### The exercise
Copy the line containing "Enumerate this chart's", then all lines after it up to and including the final line of the material, exactly and without additions.

[Excerpts from a figure dataset]
________________________________________

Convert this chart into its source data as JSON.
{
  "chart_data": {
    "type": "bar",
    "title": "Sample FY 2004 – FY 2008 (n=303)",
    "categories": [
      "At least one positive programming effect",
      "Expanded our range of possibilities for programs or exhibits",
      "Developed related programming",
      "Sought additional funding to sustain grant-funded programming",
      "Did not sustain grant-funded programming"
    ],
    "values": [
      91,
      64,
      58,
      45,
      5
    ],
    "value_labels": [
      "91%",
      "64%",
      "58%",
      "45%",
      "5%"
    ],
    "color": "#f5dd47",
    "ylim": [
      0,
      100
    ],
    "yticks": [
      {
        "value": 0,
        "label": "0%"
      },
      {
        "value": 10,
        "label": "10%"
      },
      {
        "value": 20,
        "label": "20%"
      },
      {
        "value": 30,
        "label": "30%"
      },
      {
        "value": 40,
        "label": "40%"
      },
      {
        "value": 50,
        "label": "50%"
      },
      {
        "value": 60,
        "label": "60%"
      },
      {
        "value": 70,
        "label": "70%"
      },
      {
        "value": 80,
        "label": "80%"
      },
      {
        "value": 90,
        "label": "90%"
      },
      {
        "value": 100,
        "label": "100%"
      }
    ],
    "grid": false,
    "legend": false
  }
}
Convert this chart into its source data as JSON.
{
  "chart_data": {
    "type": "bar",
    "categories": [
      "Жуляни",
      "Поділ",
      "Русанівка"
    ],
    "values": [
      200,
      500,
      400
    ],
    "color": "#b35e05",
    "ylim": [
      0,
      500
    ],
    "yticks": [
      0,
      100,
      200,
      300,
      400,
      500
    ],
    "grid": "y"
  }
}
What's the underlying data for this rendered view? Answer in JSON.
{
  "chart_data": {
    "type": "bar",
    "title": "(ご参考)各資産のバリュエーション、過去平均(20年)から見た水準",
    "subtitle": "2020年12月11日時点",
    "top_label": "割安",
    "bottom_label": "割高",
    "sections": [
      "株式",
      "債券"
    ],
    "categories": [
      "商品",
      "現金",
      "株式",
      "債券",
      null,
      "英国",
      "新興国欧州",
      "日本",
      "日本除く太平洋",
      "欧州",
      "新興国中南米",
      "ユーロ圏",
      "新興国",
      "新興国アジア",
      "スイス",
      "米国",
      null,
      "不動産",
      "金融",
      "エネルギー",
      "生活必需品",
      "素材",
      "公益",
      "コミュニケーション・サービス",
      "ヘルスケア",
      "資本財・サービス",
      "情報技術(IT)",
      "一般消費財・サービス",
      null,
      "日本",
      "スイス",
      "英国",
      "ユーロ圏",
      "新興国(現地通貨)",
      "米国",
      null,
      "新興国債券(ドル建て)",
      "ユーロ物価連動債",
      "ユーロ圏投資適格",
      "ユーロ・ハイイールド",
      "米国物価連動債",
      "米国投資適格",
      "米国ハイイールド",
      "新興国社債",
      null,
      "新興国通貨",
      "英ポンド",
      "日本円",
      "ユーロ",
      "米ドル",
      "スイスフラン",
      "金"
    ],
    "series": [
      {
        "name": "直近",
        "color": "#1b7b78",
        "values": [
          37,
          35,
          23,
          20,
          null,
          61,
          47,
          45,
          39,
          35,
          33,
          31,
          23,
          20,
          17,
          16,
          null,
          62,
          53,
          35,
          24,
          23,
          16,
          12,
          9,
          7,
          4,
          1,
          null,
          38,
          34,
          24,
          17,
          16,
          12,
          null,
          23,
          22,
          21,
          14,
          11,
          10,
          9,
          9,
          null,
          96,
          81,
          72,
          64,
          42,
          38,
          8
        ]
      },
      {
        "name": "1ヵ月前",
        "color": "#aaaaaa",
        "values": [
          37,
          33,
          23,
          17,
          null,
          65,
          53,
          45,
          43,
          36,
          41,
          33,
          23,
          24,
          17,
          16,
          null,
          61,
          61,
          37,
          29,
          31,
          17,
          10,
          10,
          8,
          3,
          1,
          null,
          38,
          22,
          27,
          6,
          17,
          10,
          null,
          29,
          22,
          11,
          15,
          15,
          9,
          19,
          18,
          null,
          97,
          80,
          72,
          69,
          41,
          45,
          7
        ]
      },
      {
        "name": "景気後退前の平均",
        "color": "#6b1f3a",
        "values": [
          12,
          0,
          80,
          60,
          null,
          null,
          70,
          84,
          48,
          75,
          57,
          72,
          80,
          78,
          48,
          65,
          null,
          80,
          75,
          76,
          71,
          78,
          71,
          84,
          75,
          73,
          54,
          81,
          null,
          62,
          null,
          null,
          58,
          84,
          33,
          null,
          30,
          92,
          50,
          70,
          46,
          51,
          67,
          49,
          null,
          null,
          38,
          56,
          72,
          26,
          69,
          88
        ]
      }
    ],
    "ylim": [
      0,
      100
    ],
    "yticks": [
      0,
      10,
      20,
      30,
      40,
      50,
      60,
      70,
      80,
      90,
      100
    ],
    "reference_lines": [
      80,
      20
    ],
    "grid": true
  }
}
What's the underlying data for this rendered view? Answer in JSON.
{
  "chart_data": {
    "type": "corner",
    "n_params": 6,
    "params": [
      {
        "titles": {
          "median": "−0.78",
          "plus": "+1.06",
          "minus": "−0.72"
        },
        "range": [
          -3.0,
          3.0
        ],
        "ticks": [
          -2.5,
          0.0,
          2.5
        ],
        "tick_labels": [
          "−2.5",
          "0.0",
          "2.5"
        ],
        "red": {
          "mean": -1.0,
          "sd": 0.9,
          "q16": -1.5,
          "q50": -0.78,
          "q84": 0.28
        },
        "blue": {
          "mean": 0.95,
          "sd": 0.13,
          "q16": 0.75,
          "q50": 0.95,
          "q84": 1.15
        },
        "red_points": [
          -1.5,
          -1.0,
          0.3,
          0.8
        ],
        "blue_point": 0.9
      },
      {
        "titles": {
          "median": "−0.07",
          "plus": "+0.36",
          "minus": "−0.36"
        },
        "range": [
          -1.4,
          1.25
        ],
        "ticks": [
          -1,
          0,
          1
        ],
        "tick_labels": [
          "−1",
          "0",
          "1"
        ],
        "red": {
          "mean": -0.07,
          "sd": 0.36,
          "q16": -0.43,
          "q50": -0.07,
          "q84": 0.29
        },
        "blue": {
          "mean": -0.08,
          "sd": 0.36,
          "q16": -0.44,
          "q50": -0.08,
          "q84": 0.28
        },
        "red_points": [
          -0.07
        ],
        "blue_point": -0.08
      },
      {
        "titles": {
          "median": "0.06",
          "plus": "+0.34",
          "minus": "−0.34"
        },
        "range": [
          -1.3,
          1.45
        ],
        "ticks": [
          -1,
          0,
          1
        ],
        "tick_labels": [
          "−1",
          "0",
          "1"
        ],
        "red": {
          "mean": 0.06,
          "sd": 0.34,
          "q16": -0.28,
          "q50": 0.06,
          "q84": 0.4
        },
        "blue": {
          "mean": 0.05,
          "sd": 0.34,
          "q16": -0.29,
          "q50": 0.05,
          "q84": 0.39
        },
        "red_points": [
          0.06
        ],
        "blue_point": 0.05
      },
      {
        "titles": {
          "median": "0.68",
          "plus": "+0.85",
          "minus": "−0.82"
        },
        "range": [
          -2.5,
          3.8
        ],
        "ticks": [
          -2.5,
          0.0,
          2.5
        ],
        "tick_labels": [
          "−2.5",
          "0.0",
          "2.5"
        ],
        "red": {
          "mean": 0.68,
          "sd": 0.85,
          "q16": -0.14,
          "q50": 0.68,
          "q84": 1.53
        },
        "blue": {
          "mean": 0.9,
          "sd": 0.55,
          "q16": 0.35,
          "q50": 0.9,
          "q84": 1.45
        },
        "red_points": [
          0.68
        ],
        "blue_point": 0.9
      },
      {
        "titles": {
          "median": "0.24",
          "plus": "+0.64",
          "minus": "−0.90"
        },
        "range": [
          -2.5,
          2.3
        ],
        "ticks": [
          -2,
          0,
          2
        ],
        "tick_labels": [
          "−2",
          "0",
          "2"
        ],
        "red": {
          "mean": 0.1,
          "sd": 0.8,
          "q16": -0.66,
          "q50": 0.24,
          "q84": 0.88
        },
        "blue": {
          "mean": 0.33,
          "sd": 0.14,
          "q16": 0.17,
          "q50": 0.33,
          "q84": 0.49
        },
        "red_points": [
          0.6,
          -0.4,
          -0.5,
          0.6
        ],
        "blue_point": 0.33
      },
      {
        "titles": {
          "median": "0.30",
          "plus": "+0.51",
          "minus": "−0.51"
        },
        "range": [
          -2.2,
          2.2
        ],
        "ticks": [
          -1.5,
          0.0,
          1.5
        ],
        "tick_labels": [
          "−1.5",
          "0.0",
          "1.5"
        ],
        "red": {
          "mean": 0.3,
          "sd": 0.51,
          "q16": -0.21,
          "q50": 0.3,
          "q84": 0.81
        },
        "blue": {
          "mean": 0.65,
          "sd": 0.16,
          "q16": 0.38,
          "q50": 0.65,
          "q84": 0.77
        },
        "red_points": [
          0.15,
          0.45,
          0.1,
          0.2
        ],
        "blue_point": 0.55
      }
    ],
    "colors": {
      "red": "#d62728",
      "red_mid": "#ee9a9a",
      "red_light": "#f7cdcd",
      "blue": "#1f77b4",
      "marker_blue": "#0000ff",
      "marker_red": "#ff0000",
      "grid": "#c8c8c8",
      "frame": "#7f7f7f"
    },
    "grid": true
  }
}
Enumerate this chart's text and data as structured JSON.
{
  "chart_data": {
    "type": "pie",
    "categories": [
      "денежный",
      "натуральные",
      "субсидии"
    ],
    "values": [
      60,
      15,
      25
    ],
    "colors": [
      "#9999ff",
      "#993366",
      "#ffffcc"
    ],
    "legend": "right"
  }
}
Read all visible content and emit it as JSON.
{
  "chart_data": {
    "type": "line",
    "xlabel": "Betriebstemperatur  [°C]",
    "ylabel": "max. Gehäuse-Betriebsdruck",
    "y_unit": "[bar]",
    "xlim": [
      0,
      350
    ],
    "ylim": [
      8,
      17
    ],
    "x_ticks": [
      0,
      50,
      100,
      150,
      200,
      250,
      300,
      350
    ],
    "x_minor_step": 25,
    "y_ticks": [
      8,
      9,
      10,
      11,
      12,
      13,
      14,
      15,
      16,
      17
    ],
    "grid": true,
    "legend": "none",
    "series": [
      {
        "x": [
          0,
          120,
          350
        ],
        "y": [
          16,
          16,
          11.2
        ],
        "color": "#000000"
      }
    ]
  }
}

________________________________________

### Response
Enumerate this chart's text and data as structured JSON.
{
  "chart_data": {
    "type": "pie",
    "categories": [
      "денежный",
      "натуральные",
      "субсидии"
    ],
    "values": [
      60,
      15,
      25
    ],
    "colors": [
      "#9999ff",
      "#993366",
      "#ffffcc"
    ],
    "legend": "right"
  }
}
Read all visible content and emit it as JSON.
{
  "chart_data": {
    "type": "line",
    "xlabel": "Betriebstemperatur  [°C]",
    "ylabel": "max. Gehäuse-Betriebsdruck",
    "y_unit": "[bar]",
    "xlim": [
      0,
      350
    ],
    "ylim": [
      8,
      17
    ],
    "x_ticks": [
      0,
      50,
      100,
      150,
      200,
      250,
      300,
      350
    ],
    "x_minor_step": 25,
    "y_ticks": [
      8,
      9,
      10,
      11,
      12,
      13,
      14,
      15,
      16,
      17
    ],
    "grid": true,
    "legend": "none",
    "series": [
      {
        "x": [
          0,
          120,
          350
        ],
        "y": [
          16,
          16,
          11.2
        ],
        "color": "#000000"
      }
    ]
  }
}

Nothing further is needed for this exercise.